▸ **Excerpted data**:
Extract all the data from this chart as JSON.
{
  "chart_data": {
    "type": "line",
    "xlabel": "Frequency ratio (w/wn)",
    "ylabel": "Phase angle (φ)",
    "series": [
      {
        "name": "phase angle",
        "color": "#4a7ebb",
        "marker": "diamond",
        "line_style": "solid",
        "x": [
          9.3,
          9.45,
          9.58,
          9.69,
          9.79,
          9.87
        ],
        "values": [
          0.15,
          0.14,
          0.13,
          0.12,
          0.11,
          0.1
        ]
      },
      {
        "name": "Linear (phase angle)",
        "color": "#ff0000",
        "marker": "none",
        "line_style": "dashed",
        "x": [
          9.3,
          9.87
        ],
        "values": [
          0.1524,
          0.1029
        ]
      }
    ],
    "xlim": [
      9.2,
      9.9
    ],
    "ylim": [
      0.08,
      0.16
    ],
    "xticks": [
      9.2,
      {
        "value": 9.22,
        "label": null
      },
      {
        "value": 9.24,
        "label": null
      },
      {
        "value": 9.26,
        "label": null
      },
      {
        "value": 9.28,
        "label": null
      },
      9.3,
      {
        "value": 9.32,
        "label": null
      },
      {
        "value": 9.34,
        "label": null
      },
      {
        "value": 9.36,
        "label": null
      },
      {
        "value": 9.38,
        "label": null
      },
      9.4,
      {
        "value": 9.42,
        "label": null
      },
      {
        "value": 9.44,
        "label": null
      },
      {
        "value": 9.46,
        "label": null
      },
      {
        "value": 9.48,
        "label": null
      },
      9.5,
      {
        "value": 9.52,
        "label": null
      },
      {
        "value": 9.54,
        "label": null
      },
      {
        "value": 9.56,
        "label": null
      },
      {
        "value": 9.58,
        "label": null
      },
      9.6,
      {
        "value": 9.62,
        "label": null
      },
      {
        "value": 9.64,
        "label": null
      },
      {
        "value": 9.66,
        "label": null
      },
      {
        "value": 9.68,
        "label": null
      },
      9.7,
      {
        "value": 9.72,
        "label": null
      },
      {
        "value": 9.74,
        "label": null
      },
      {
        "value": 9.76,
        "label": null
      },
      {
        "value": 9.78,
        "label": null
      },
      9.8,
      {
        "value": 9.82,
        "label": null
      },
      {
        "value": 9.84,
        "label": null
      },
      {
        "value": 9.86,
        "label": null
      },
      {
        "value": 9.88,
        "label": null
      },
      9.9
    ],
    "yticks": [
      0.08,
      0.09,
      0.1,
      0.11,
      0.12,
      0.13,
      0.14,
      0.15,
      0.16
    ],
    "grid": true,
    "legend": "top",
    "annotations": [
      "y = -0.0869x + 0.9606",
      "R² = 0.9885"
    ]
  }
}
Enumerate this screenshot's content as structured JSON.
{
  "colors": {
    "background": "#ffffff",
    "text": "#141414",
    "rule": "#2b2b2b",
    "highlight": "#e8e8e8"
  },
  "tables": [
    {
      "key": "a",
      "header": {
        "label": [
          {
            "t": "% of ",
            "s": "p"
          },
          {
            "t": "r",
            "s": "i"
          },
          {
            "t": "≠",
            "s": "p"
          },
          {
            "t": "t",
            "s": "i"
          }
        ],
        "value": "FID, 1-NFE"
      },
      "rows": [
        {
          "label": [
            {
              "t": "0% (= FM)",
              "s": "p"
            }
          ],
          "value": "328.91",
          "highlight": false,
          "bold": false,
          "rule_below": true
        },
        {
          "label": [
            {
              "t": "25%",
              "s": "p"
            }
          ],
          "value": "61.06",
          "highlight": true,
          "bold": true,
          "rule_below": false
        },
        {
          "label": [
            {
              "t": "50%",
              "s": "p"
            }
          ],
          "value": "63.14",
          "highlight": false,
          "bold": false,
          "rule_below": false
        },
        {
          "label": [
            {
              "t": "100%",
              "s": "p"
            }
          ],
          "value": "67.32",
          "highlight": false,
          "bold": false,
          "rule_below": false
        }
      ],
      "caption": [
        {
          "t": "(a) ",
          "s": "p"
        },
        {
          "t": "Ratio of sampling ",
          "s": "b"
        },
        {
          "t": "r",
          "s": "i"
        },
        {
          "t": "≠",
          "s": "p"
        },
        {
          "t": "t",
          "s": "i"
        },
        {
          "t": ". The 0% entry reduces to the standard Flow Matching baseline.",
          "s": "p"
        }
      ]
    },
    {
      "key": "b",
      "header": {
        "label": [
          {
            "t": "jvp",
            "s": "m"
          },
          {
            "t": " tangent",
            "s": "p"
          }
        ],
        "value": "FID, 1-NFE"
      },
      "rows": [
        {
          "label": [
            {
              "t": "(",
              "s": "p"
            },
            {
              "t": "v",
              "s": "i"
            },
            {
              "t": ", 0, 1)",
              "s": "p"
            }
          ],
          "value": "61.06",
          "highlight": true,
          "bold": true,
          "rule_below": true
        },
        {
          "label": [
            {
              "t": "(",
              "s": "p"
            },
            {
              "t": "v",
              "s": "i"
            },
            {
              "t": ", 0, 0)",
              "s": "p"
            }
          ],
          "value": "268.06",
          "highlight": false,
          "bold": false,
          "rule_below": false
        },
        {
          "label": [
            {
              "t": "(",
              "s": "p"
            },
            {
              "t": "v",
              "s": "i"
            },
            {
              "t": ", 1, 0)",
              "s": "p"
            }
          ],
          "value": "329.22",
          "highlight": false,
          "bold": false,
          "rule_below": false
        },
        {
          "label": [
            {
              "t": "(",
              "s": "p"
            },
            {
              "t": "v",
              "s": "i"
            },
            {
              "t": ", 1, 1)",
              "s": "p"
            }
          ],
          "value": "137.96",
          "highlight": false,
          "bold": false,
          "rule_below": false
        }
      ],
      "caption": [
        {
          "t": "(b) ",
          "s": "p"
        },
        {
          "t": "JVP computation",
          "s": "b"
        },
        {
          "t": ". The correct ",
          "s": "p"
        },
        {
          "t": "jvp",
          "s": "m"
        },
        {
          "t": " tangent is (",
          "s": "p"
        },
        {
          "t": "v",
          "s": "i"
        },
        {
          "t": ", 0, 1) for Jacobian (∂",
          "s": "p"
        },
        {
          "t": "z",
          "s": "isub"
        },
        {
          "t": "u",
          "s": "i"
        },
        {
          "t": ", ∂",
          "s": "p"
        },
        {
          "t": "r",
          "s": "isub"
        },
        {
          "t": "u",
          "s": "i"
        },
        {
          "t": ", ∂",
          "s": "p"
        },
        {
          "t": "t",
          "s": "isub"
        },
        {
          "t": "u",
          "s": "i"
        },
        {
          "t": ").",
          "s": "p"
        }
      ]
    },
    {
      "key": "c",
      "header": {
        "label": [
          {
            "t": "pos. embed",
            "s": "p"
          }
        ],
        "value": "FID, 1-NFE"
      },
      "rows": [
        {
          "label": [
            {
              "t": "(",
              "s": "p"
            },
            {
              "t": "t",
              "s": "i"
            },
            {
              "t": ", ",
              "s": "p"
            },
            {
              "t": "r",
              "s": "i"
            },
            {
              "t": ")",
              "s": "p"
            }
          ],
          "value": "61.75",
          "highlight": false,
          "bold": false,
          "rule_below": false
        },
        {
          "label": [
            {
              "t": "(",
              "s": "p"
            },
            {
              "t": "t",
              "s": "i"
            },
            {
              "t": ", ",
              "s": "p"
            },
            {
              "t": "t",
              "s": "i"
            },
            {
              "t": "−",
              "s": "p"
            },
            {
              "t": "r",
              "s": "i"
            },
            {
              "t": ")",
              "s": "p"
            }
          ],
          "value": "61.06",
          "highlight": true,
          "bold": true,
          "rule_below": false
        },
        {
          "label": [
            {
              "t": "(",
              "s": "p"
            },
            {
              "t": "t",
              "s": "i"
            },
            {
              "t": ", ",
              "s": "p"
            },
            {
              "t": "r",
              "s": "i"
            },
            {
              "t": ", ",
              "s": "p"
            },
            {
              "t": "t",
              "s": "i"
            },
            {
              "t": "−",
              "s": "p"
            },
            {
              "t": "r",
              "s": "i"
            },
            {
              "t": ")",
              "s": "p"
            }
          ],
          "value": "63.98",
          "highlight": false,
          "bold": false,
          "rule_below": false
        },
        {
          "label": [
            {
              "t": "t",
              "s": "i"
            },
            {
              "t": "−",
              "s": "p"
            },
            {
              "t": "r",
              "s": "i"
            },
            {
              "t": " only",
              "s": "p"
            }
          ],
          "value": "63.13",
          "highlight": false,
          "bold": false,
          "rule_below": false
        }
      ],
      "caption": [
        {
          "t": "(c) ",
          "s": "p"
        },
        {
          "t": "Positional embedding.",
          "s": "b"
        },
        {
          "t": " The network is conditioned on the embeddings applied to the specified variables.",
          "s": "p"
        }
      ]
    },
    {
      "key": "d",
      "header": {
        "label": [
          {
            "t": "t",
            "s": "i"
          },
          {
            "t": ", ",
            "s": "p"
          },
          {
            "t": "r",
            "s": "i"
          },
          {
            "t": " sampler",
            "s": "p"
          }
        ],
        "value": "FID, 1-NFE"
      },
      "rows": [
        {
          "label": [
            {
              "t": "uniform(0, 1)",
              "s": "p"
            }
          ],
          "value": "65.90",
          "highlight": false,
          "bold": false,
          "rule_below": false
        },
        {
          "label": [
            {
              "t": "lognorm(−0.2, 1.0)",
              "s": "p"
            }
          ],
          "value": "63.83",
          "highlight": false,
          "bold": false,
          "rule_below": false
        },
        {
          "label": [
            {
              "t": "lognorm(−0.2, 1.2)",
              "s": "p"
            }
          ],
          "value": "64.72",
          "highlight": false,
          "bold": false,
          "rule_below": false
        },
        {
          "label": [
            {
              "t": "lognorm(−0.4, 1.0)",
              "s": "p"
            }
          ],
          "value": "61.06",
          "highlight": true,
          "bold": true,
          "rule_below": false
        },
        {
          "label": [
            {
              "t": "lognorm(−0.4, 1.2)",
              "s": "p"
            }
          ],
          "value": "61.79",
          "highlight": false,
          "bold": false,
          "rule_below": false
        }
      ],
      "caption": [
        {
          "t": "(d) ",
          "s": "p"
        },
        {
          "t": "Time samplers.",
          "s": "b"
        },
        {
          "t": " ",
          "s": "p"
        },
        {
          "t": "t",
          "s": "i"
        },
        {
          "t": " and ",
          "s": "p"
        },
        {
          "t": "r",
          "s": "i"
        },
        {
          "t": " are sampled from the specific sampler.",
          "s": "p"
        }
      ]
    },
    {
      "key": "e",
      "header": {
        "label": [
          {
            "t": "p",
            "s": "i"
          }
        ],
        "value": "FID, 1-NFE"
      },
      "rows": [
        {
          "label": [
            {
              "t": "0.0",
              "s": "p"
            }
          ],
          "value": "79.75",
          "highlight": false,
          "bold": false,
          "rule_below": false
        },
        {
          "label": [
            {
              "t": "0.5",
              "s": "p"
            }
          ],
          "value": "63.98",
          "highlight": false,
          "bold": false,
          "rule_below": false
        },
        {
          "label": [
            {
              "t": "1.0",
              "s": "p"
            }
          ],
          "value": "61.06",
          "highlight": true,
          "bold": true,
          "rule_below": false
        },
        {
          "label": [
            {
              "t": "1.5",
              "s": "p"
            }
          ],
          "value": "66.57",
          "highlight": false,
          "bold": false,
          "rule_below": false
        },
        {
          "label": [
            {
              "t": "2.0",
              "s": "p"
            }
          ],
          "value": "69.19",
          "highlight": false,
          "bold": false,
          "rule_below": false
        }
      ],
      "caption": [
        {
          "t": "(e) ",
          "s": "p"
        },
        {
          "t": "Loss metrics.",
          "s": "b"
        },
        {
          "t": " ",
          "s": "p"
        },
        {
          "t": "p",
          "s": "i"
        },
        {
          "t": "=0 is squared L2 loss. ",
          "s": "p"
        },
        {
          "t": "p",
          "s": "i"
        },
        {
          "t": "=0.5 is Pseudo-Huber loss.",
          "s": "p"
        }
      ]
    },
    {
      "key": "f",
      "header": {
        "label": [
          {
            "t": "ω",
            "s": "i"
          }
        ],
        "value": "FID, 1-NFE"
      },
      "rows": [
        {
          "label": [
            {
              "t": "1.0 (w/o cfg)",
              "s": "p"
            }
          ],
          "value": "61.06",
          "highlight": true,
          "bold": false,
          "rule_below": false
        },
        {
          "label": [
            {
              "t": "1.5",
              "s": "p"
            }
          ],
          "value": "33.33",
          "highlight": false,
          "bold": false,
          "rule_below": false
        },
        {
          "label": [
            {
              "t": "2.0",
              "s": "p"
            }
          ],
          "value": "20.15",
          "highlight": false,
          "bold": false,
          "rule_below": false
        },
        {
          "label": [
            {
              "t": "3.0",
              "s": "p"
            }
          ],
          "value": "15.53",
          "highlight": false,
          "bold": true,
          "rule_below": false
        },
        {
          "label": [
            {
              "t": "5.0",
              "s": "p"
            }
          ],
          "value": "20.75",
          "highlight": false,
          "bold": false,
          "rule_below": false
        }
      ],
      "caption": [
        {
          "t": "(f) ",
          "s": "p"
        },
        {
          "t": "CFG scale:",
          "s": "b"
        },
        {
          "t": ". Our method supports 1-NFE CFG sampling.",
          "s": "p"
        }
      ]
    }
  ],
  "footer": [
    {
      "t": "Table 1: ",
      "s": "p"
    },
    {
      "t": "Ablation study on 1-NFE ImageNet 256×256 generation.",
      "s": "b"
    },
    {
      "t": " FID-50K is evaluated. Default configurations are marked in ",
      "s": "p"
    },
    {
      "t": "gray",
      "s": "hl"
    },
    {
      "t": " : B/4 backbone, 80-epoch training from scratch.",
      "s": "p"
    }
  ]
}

▸ **Exercise goal**:
Look through the entries above and list every line containing "this".

▸ **Reply to the task**:
Extract all the data from this chart as JSON.
Enumerate this screenshot's content as structured JSON.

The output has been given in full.